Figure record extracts
= = = =

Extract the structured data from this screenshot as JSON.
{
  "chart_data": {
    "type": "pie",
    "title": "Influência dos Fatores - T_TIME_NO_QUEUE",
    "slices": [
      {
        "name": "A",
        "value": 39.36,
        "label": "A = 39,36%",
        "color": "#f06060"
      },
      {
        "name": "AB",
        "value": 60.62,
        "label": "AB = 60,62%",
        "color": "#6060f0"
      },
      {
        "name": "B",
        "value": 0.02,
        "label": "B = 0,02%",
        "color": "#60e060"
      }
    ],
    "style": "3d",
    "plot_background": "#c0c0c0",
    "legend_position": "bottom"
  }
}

= = = =

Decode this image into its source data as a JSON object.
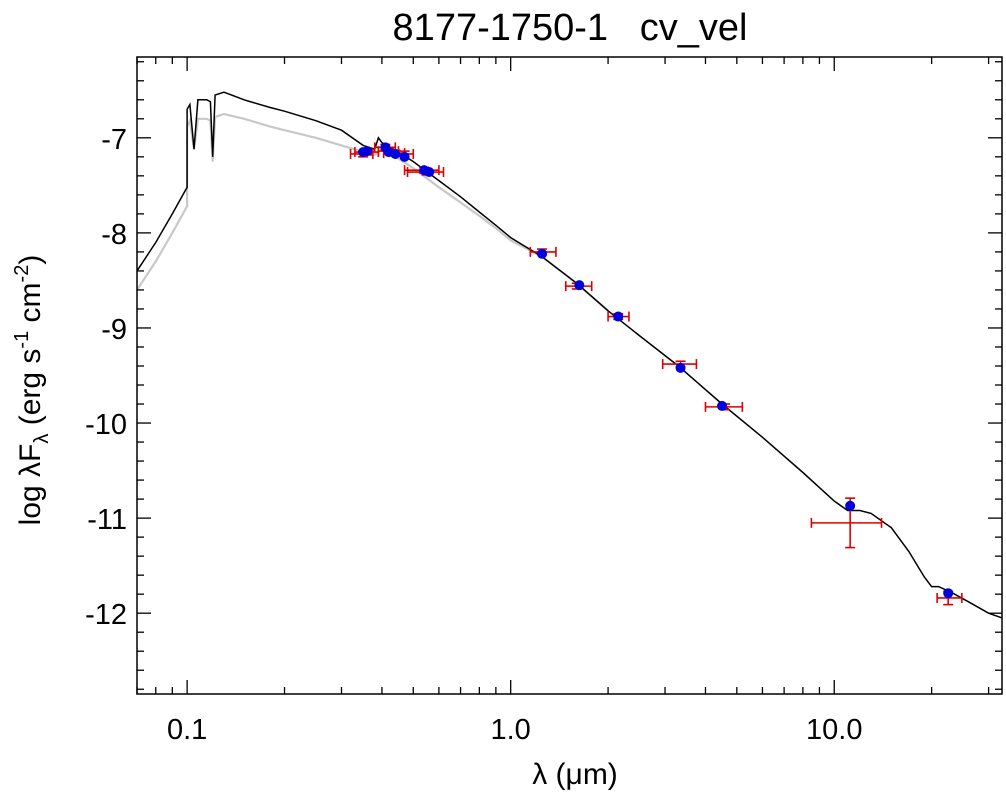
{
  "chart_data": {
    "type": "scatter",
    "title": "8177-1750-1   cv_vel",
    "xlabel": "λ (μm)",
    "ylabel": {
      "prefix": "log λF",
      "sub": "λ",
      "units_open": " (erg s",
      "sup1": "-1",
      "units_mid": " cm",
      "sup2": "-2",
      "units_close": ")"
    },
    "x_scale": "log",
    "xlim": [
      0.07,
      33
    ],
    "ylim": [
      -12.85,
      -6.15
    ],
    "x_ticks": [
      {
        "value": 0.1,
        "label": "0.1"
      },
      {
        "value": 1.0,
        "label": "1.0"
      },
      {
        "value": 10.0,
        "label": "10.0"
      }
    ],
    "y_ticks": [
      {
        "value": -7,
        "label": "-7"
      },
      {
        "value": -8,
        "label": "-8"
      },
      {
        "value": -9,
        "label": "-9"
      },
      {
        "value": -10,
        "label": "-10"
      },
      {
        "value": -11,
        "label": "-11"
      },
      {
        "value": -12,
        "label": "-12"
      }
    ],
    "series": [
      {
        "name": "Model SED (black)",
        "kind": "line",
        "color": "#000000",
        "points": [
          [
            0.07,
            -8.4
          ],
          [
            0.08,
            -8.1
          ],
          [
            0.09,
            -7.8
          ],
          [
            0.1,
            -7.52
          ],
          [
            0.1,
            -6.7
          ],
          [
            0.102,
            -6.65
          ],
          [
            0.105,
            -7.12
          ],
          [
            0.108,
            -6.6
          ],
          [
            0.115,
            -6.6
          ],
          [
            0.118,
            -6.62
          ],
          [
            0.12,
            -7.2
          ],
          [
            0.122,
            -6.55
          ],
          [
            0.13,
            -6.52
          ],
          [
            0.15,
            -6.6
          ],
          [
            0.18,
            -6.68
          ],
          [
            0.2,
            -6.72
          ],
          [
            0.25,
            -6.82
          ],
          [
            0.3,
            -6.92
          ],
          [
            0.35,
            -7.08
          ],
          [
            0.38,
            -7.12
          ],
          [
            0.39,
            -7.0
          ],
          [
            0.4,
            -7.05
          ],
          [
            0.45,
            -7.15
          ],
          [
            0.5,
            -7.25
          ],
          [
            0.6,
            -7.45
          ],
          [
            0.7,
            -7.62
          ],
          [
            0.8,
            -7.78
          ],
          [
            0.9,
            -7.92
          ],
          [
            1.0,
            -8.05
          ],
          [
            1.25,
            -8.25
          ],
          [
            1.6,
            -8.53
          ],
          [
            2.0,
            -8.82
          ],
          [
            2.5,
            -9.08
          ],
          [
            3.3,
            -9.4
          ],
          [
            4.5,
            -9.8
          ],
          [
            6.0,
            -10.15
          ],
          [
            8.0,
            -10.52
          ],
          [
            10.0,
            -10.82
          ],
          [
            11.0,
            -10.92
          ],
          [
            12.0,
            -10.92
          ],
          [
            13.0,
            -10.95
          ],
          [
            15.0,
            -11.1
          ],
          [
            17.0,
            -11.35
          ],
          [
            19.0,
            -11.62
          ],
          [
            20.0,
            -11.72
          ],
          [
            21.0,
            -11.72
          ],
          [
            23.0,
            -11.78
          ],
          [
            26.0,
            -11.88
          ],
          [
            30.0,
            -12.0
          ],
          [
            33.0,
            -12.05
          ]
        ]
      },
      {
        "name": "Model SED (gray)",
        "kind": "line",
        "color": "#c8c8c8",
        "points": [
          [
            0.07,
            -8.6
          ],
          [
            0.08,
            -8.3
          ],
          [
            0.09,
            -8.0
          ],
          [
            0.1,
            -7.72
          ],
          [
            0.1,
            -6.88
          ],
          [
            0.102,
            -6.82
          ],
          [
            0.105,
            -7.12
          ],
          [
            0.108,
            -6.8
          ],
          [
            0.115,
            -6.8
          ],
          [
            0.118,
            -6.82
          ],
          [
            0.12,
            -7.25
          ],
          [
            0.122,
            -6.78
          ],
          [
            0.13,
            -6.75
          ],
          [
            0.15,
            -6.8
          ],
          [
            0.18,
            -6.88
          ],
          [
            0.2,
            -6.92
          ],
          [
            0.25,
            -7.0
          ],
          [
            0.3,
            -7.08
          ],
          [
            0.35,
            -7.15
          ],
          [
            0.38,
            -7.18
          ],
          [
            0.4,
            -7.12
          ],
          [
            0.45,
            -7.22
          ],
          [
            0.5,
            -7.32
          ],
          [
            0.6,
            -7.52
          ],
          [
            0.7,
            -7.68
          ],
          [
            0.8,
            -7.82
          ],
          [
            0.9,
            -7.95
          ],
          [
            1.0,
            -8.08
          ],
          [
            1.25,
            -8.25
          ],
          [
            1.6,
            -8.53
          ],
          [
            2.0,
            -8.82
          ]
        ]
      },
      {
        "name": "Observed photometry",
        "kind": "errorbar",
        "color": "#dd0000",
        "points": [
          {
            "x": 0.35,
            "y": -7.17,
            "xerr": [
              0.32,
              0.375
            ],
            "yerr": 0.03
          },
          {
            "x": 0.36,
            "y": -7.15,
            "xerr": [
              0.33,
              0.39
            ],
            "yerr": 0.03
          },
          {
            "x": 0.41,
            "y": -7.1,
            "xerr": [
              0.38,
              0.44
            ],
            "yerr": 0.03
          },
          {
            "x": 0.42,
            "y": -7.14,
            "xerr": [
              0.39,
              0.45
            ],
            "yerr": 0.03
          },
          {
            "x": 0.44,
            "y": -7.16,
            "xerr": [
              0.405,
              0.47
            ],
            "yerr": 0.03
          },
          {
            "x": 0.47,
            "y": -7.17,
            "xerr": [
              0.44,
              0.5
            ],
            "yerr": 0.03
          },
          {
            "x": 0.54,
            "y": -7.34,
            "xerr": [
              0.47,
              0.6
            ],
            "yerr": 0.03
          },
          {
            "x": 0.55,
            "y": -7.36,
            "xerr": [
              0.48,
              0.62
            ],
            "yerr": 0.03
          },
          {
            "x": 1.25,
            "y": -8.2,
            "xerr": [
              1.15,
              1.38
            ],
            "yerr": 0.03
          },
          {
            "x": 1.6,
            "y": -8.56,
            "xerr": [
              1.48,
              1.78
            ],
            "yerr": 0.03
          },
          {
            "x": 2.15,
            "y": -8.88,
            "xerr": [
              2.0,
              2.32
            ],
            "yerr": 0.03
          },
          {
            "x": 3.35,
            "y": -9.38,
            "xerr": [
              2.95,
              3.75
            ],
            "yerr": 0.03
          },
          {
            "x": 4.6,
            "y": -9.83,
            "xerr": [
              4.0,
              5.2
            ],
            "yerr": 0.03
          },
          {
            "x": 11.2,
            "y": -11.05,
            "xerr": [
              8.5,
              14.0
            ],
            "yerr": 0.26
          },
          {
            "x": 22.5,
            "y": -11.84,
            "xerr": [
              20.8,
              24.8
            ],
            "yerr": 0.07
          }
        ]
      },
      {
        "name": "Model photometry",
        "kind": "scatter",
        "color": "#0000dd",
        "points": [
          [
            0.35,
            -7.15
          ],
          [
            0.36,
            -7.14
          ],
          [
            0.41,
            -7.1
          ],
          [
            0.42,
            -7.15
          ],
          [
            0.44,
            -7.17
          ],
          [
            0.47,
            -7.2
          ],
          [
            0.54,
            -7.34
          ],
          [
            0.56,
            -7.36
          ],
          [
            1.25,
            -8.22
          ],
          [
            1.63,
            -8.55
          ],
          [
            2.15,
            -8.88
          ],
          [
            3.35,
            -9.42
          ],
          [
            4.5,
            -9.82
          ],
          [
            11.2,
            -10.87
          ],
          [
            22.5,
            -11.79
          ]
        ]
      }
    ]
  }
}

= = = =

Requirements: Where a line above contains the word "this", copy that line.

Expected output:
Extract the structured data from this screenshot as JSON.
Decode this image into its source data as a JSON object.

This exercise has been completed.